● WHAT IS ASKED
Extract each line containing the string "JSON".

● RECORDS FOR THIS EXERCISE
.....

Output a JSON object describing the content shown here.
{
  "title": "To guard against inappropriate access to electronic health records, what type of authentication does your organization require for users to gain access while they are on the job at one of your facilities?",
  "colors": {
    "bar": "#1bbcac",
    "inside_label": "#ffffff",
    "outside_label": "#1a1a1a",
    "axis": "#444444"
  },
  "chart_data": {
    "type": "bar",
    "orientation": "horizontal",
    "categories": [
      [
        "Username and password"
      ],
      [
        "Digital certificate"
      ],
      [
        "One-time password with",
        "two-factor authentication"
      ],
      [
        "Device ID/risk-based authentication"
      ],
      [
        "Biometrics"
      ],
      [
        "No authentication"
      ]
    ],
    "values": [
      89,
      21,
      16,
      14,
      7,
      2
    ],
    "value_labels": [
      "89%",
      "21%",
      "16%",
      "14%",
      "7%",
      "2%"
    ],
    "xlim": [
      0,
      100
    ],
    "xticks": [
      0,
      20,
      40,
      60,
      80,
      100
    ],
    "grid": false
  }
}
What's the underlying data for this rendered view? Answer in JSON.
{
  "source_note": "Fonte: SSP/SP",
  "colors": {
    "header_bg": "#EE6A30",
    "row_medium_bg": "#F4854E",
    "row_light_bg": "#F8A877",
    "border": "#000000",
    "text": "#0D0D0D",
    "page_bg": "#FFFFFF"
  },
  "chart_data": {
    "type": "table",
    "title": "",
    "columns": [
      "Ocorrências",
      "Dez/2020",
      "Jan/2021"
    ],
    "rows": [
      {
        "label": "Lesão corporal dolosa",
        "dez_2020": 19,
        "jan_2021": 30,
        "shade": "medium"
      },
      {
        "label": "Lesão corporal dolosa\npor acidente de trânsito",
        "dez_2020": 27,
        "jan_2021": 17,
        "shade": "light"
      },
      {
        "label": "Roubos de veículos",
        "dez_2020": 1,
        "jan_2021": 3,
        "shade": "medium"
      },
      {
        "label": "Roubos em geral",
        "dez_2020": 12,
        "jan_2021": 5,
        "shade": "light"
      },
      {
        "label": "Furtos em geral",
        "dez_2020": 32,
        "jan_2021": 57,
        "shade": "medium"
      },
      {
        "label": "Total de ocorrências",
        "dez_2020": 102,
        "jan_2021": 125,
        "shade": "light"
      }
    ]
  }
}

.....

● FINAL ANSWER
Output a JSON object describing the content shown here.
What's the underlying data for this rendered view? Answer in JSON.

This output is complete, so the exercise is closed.